— begin MATERIAL FOR THIS TASK —
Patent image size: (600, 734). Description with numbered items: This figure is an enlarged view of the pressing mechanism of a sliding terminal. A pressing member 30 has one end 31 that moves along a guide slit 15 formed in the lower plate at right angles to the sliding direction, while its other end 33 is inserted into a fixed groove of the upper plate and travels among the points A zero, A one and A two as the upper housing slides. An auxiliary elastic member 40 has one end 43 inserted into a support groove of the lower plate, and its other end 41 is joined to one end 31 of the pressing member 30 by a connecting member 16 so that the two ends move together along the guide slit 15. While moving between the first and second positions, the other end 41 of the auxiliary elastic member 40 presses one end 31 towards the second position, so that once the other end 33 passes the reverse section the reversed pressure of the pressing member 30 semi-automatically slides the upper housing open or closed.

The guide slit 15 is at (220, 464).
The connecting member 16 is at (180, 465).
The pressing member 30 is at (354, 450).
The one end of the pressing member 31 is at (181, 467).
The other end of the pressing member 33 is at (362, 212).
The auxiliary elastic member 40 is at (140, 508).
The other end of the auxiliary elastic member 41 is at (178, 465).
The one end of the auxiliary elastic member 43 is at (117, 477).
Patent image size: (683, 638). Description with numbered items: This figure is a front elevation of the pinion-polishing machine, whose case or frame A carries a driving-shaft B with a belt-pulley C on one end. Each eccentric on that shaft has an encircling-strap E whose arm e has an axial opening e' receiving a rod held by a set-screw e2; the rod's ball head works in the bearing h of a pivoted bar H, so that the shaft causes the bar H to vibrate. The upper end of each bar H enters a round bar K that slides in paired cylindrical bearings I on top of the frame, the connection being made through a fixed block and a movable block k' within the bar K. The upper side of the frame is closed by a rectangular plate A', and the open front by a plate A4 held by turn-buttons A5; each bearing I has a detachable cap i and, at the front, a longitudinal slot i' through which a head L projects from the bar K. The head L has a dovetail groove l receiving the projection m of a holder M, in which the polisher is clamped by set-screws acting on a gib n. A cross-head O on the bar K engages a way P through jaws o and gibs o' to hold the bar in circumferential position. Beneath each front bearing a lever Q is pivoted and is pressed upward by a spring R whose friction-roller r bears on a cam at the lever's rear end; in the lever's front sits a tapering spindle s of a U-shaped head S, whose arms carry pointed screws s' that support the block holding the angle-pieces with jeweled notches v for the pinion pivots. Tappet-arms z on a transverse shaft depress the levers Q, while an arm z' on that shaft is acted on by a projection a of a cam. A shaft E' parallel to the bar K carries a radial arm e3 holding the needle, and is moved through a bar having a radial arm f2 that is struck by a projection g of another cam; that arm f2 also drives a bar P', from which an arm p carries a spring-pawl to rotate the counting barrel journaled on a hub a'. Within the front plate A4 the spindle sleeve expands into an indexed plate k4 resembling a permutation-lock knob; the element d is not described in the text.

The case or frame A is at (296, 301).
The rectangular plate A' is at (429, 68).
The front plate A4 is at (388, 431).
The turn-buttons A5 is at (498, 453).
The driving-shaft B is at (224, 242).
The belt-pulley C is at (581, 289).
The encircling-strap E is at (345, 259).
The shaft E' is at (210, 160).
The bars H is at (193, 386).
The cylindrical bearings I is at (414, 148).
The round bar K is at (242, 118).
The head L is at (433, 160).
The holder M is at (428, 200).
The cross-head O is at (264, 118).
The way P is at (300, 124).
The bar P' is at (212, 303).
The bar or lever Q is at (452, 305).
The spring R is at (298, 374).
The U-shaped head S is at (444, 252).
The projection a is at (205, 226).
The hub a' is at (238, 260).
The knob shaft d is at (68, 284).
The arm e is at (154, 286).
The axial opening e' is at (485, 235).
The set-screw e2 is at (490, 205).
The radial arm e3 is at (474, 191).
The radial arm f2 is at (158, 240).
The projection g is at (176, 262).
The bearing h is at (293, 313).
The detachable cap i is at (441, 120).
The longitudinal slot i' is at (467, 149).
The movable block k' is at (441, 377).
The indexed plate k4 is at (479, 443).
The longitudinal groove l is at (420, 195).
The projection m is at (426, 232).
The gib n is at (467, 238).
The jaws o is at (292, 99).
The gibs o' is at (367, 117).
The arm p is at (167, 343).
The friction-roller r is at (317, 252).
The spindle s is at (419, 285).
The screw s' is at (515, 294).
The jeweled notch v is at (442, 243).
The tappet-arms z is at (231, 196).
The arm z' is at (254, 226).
— end MATERIAL FOR THIS TASK —
▶ [PROMPT]
Reproduce every line of the listing above word for word, from start to finish.

▶ [IN RESPONSE]
Patent image size: (600, 734). Description with numbered items: This figure is an enlarged view of the pressing mechanism of a sliding terminal. A pressing member 30 has one end 31 that moves along a guide slit 15 formed in the lower plate at right angles to the sliding direction, while its other end 33 is inserted into a fixed groove of the upper plate and travels among the points A zero, A one and A two as the upper housing slides. An auxiliary elastic member 40 has one end 43 inserted into a support groove of the lower plate, and its other end 41 is joined to one end 31 of the pressing member 30 by a connecting member 16 so that the two ends move together along the guide slit 15. While moving between the first and second positions, the other end 41 of the auxiliary elastic member 40 presses one end 31 towards the second position, so that once the other end 33 passes the reverse section the reversed pressure of the pressing member 30 semi-automatically slides the upper housing open or closed.

The guide slit 15 is at (220, 464).
The connecting member 16 is at (180, 465).
The pressing member 30 is at (354, 450).
The one end of the pressing member 31 is at (181, 467).
The other end of the pressing member 33 is at (362, 212).
The auxiliary elastic member 40 is at (140, 508).
The other end of the auxiliary elastic member 41 is at (178, 465).
The one end of the auxiliary elastic member 43 is at (117, 477).
Patent image size: (683, 638). Description with numbered items: This figure is a front elevation of the pinion-polishing machine, whose case or frame A carries a driving-shaft B with a belt-pulley C on one end. Each eccentric on that shaft has an encircling-strap E whose arm e has an axial opening e' receiving a rod held by a set-screw e2; the rod's ball head works in the bearing h of a pivoted bar H, so that the shaft causes the bar H to vibrate. The upper end of each bar H enters a round bar K that slides in paired cylindrical bearings I on top of the frame, the connection being made through a fixed block and a movable block k' within the bar K. The upper side of the frame is closed by a rectangular plate A', and the open front by a plate A4 held by turn-buttons A5; each bearing I has a detachable cap i and, at the front, a longitudinal slot i' through which a head L projects from the bar K. The head L has a dovetail groove l receiving the projection m of a holder M, in which the polisher is clamped by set-screws acting on a gib n. A cross-head O on the bar K engages a way P through jaws o and gibs o' to hold the bar in circumferential position. Beneath each front bearing a lever Q is pivoted and is pressed upward by a spring R whose friction-roller r bears on a cam at the lever's rear end; in the lever's front sits a tapering spindle s of a U-shaped head S, whose arms carry pointed screws s' that support the block holding the angle-pieces with jeweled notches v for the pinion pivots. Tappet-arms z on a transverse shaft depress the levers Q, while an arm z' on that shaft is acted on by a projection a of a cam. A shaft E' parallel to the bar K carries a radial arm e3 holding the needle, and is moved through a bar having a radial arm f2 that is struck by a projection g of another cam; that arm f2 also drives a bar P', from which an arm p carries a spring-pawl to rotate the counting barrel journaled on a hub a'. Within the front plate A4 the spindle sleeve expands into an indexed plate k4 resembling a permutation-lock knob; the element d is not described in the text.

The case or frame A is at (296, 301).
The rectangular plate A' is at (429, 68).
The front plate A4 is at (388, 431).
The turn-buttons A5 is at (498, 453).
The driving-shaft B is at (224, 242).
The belt-pulley C is at (581, 289).
The encircling-strap E is at (345, 259).
The shaft E' is at (210, 160).
The bars H is at (193, 386).
The cylindrical bearings I is at (414, 148).
The round bar K is at (242, 118).
The head L is at (433, 160).
The holder M is at (428, 200).
The cross-head O is at (264, 118).
The way P is at (300, 124).
The bar P' is at (212, 303).
The bar or lever Q is at (452, 305).
The spring R is at (298, 374).
The U-shaped head S is at (444, 252).
The projection a is at (205, 226).
The hub a' is at (238, 260).
The knob shaft d is at (68, 284).
The arm e is at (154, 286).
The axial opening e' is at (485, 235).
The set-screw e2 is at (490, 205).
The radial arm e3 is at (474, 191).
The radial arm f2 is at (158, 240).
The projection g is at (176, 262).
The bearing h is at (293, 313).
The detachable cap i is at (441, 120).
The longitudinal slot i' is at (467, 149).
The movable block k' is at (441, 377).
The indexed plate k4 is at (479, 443).
The longitudinal groove l is at (420, 195).
The projection m is at (426, 232).
The gib n is at (467, 238).
The jaws o is at (292, 99).
The gibs o' is at (367, 117).
The arm p is at (167, 343).
The friction-roller r is at (317, 252).
The spindle s is at (419, 285).
The screw s' is at (515, 294).
The jeweled notch v is at (442, 243).
The tappet-arms z is at (231, 196).
The arm z' is at (254, 226).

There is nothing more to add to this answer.